■ Aim of the task
Pick out each line below containing "phone".

#### Input for this task

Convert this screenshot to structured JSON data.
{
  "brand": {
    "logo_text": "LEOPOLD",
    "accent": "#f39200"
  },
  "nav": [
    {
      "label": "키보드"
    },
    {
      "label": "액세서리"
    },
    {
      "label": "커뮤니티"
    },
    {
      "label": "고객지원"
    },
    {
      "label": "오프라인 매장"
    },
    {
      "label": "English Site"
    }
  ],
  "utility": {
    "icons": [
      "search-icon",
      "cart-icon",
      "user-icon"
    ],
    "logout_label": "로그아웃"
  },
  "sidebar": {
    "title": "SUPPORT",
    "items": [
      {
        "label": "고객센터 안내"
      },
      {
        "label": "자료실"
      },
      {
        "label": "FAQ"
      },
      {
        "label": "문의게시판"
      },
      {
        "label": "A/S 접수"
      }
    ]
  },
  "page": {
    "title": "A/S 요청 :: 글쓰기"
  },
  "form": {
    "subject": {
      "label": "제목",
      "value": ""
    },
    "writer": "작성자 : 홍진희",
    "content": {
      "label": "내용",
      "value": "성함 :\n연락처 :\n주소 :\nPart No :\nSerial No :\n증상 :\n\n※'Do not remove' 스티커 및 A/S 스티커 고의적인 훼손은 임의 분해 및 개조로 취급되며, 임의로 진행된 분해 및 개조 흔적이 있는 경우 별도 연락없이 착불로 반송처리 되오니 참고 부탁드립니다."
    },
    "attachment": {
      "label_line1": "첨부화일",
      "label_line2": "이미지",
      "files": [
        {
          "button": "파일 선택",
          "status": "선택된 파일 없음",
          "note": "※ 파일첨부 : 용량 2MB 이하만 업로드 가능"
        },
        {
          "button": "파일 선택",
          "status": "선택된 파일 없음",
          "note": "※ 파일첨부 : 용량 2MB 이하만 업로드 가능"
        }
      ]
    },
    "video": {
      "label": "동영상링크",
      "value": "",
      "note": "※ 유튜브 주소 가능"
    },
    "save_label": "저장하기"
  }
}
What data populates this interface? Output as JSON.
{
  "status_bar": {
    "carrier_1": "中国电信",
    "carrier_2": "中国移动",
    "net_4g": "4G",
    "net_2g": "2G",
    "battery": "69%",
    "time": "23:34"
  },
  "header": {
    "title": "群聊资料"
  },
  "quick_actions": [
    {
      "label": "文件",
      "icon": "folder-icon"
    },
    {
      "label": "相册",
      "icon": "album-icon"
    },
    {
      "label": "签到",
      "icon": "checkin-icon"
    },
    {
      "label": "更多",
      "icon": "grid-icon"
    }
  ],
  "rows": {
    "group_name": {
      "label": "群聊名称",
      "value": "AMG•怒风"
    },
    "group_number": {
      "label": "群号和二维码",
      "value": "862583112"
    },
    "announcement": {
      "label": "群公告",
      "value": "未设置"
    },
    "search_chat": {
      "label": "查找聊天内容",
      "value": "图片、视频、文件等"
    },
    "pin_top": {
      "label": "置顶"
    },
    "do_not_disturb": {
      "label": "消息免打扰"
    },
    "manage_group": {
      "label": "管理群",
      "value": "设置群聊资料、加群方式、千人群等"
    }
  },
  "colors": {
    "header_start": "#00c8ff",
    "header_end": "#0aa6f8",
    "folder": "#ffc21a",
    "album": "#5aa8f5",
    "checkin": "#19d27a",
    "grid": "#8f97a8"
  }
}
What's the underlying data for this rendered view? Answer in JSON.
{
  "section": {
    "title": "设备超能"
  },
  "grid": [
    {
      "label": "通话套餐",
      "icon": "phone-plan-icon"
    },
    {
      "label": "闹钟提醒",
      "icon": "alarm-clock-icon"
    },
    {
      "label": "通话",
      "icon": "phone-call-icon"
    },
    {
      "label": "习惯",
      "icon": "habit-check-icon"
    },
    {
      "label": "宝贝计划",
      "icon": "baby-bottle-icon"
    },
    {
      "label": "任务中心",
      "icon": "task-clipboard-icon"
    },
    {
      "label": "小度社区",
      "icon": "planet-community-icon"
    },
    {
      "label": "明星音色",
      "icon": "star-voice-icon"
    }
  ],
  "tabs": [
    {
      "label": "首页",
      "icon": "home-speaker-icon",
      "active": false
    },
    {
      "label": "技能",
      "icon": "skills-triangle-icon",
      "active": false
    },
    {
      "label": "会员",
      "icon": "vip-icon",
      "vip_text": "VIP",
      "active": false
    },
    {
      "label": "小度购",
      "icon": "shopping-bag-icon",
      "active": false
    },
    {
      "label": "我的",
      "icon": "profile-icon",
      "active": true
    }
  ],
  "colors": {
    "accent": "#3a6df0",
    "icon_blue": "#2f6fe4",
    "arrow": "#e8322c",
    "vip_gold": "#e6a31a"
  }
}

########

■ Exercise output
      "icon": "phone-plan-icon"
      "icon": "phone-call-icon"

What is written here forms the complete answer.